- [AIM]
Write the records out again, precisely as they stand.

(Data items)
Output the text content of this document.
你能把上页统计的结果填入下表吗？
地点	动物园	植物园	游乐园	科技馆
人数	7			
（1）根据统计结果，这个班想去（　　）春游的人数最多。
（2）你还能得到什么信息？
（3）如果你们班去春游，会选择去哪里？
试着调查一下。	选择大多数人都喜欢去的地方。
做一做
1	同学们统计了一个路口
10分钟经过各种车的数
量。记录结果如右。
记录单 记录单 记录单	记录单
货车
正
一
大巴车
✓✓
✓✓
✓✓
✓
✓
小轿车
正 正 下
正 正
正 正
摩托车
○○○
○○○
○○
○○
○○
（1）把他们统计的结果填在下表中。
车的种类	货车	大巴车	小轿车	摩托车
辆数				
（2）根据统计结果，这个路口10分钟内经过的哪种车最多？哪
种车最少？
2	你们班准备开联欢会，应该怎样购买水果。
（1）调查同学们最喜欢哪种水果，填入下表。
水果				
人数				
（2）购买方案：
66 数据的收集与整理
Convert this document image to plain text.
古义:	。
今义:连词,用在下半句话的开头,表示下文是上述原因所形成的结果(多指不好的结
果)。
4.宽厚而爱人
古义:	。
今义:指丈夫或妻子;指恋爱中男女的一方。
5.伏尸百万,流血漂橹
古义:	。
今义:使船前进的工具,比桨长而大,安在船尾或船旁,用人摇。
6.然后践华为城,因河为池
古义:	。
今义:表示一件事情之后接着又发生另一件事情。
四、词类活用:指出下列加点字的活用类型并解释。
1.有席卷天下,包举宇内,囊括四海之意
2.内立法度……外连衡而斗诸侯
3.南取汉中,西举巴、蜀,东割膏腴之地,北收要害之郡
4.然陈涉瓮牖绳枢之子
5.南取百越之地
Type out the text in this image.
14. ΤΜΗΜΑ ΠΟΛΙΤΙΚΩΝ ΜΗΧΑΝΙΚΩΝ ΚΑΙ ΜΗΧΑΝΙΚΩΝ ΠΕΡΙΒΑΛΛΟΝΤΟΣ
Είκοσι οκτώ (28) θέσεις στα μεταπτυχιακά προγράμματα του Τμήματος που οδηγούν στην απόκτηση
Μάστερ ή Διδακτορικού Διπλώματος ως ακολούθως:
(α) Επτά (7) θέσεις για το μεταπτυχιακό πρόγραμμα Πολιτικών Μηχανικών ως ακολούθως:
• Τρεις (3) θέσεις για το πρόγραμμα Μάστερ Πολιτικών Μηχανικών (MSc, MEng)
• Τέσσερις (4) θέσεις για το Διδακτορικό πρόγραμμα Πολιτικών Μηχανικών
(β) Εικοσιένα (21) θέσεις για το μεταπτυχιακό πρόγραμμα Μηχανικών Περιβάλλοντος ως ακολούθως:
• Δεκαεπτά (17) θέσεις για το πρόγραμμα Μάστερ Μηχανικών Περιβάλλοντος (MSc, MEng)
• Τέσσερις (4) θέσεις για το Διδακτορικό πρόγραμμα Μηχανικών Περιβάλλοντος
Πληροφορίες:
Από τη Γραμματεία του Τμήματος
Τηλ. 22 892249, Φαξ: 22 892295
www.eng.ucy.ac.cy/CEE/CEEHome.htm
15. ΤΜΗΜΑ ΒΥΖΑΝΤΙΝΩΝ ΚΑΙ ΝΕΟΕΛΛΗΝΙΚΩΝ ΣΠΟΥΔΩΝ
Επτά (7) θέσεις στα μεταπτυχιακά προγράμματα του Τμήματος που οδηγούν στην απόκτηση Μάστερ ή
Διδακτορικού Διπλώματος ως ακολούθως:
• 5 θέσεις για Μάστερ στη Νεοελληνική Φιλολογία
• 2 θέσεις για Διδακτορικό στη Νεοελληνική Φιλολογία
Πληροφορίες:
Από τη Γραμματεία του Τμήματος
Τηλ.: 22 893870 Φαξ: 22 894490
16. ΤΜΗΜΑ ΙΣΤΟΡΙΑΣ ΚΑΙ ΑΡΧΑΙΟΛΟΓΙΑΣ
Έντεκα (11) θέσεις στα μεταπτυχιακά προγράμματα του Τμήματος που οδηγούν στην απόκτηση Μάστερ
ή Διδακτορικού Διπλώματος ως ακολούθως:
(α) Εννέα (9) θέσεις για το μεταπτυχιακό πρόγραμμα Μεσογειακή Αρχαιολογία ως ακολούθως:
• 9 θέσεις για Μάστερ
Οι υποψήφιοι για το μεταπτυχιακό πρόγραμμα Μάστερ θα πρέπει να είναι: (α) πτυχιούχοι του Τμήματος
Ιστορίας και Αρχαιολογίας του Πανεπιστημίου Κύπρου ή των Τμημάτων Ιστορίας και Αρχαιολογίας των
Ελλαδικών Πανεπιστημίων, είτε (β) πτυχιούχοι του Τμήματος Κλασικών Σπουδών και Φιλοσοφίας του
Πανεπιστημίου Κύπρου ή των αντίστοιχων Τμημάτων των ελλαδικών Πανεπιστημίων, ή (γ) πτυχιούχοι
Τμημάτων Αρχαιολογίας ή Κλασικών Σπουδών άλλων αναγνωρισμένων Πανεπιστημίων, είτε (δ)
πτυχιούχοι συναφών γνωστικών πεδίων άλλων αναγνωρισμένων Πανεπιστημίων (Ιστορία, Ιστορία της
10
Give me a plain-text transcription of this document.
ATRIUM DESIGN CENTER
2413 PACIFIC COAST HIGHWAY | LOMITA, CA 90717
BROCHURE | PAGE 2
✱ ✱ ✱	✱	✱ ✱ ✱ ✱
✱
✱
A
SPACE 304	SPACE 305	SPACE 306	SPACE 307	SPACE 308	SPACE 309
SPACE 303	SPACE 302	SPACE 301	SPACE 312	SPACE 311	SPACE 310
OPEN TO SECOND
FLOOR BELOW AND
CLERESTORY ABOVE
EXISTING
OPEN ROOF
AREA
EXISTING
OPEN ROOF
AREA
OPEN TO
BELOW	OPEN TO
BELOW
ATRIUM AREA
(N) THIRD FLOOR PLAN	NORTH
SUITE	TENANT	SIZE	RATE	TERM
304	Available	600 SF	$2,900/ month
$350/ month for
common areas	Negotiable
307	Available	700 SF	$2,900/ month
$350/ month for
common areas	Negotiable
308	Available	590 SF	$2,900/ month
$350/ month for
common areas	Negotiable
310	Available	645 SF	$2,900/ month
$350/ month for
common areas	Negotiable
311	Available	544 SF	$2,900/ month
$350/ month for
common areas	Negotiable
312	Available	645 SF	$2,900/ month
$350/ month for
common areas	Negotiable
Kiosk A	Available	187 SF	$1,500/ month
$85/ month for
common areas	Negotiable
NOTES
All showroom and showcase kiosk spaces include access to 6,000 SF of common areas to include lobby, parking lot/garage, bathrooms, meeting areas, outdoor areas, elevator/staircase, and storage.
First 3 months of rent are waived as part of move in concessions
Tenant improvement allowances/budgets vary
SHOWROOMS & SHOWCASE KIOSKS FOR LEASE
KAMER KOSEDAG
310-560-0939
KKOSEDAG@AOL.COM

- [SOLVED PROBLEM]
Output the text content of this document.
你能把上页统计的结果填入下表吗？
地点	动物园	植物园	游乐园	科技馆
人数	7			
（1）根据统计结果，这个班想去（　　）春游的人数最多。
（2）你还能得到什么信息？
（3）如果你们班去春游，会选择去哪里？
试着调查一下。	选择大多数人都喜欢去的地方。
做一做
1	同学们统计了一个路口
10分钟经过各种车的数
量。记录结果如右。
记录单 记录单 记录单	记录单
货车
正
一
大巴车
✓✓
✓✓
✓✓
✓
✓
小轿车
正 正 下
正 正
正 正
摩托车
○○○
○○○
○○
○○
○○
（1）把他们统计的结果填在下表中。
车的种类	货车	大巴车	小轿车	摩托车
辆数				
（2）根据统计结果，这个路口10分钟内经过的哪种车最多？哪
种车最少？
2	你们班准备开联欢会，应该怎样购买水果。
（1）调查同学们最喜欢哪种水果，填入下表。
水果				
人数				
（2）购买方案：
66 数据的收集与整理
Convert this document image to plain text.
古义:	。
今义:连词,用在下半句话的开头,表示下文是上述原因所形成的结果(多指不好的结
果)。
4.宽厚而爱人
古义:	。
今义:指丈夫或妻子;指恋爱中男女的一方。
5.伏尸百万,流血漂橹
古义:	。
今义:使船前进的工具,比桨长而大,安在船尾或船旁,用人摇。
6.然后践华为城,因河为池
古义:	。
今义:表示一件事情之后接着又发生另一件事情。
四、词类活用:指出下列加点字的活用类型并解释。
1.有席卷天下,包举宇内,囊括四海之意
2.内立法度……外连衡而斗诸侯
3.南取汉中,西举巴、蜀,东割膏腴之地,北收要害之郡
4.然陈涉瓮牖绳枢之子
5.南取百越之地
Type out the text in this image.
14. ΤΜΗΜΑ ΠΟΛΙΤΙΚΩΝ ΜΗΧΑΝΙΚΩΝ ΚΑΙ ΜΗΧΑΝΙΚΩΝ ΠΕΡΙΒΑΛΛΟΝΤΟΣ
Είκοσι οκτώ (28) θέσεις στα μεταπτυχιακά προγράμματα του Τμήματος που οδηγούν στην απόκτηση
Μάστερ ή Διδακτορικού Διπλώματος ως ακολούθως:
(α) Επτά (7) θέσεις για το μεταπτυχιακό πρόγραμμα Πολιτικών Μηχανικών ως ακολούθως:
• Τρεις (3) θέσεις για το πρόγραμμα Μάστερ Πολιτικών Μηχανικών (MSc, MEng)
• Τέσσερις (4) θέσεις για το Διδακτορικό πρόγραμμα Πολιτικών Μηχανικών
(β) Εικοσιένα (21) θέσεις για το μεταπτυχιακό πρόγραμμα Μηχανικών Περιβάλλοντος ως ακολούθως:
• Δεκαεπτά (17) θέσεις για το πρόγραμμα Μάστερ Μηχανικών Περιβάλλοντος (MSc, MEng)
• Τέσσερις (4) θέσεις για το Διδακτορικό πρόγραμμα Μηχανικών Περιβάλλοντος
Πληροφορίες:
Από τη Γραμματεία του Τμήματος
Τηλ. 22 892249, Φαξ: 22 892295
www.eng.ucy.ac.cy/CEE/CEEHome.htm
15. ΤΜΗΜΑ ΒΥΖΑΝΤΙΝΩΝ ΚΑΙ ΝΕΟΕΛΛΗΝΙΚΩΝ ΣΠΟΥΔΩΝ
Επτά (7) θέσεις στα μεταπτυχιακά προγράμματα του Τμήματος που οδηγούν στην απόκτηση Μάστερ ή
Διδακτορικού Διπλώματος ως ακολούθως:
• 5 θέσεις για Μάστερ στη Νεοελληνική Φιλολογία
• 2 θέσεις για Διδακτορικό στη Νεοελληνική Φιλολογία
Πληροφορίες:
Από τη Γραμματεία του Τμήματος
Τηλ.: 22 893870 Φαξ: 22 894490
16. ΤΜΗΜΑ ΙΣΤΟΡΙΑΣ ΚΑΙ ΑΡΧΑΙΟΛΟΓΙΑΣ
Έντεκα (11) θέσεις στα μεταπτυχιακά προγράμματα του Τμήματος που οδηγούν στην απόκτηση Μάστερ
ή Διδακτορικού Διπλώματος ως ακολούθως:
(α) Εννέα (9) θέσεις για το μεταπτυχιακό πρόγραμμα Μεσογειακή Αρχαιολογία ως ακολούθως:
• 9 θέσεις για Μάστερ
Οι υποψήφιοι για το μεταπτυχιακό πρόγραμμα Μάστερ θα πρέπει να είναι: (α) πτυχιούχοι του Τμήματος
Ιστορίας και Αρχαιολογίας του Πανεπιστημίου Κύπρου ή των Τμημάτων Ιστορίας και Αρχαιολογίας των
Ελλαδικών Πανεπιστημίων, είτε (β) πτυχιούχοι του Τμήματος Κλασικών Σπουδών και Φιλοσοφίας του
Πανεπιστημίου Κύπρου ή των αντίστοιχων Τμημάτων των ελλαδικών Πανεπιστημίων, ή (γ) πτυχιούχοι
Τμημάτων Αρχαιολογίας ή Κλασικών Σπουδών άλλων αναγνωρισμένων Πανεπιστημίων, είτε (δ)
πτυχιούχοι συναφών γνωστικών πεδίων άλλων αναγνωρισμένων Πανεπιστημίων (Ιστορία, Ιστορία της
10
Give me a plain-text transcription of this document.
ATRIUM DESIGN CENTER
2413 PACIFIC COAST HIGHWAY | LOMITA, CA 90717
BROCHURE | PAGE 2
✱ ✱ ✱	✱	✱ ✱ ✱ ✱
✱
✱
A
SPACE 304	SPACE 305	SPACE 306	SPACE 307	SPACE 308	SPACE 309
SPACE 303	SPACE 302	SPACE 301	SPACE 312	SPACE 311	SPACE 310
OPEN TO SECOND
FLOOR BELOW AND
CLERESTORY ABOVE
EXISTING
OPEN ROOF
AREA
EXISTING
OPEN ROOF
AREA
OPEN TO
BELOW	OPEN TO
BELOW
ATRIUM AREA
(N) THIRD FLOOR PLAN	NORTH
SUITE	TENANT	SIZE	RATE	TERM
304	Available	600 SF	$2,900/ month
$350/ month for
common areas	Negotiable
307	Available	700 SF	$2,900/ month
$350/ month for
common areas	Negotiable
308	Available	590 SF	$2,900/ month
$350/ month for
common areas	Negotiable
310	Available	645 SF	$2,900/ month
$350/ month for
common areas	Negotiable
311	Available	544 SF	$2,900/ month
$350/ month for
common areas	Negotiable
312	Available	645 SF	$2,900/ month
$350/ month for
common areas	Negotiable
Kiosk A	Available	187 SF	$1,500/ month
$85/ month for
common areas	Negotiable
NOTES
All showroom and showcase kiosk spaces include access to 6,000 SF of common areas to include lobby, parking lot/garage, bathrooms, meeting areas, outdoor areas, elevator/staircase, and storage.
First 3 months of rent are waived as part of move in concessions
Tenant improvement allowances/budgets vary
SHOWROOMS & SHOWCASE KIOSKS FOR LEASE
KAMER KOSEDAG
310-560-0939
KKOSEDAG@AOL.COM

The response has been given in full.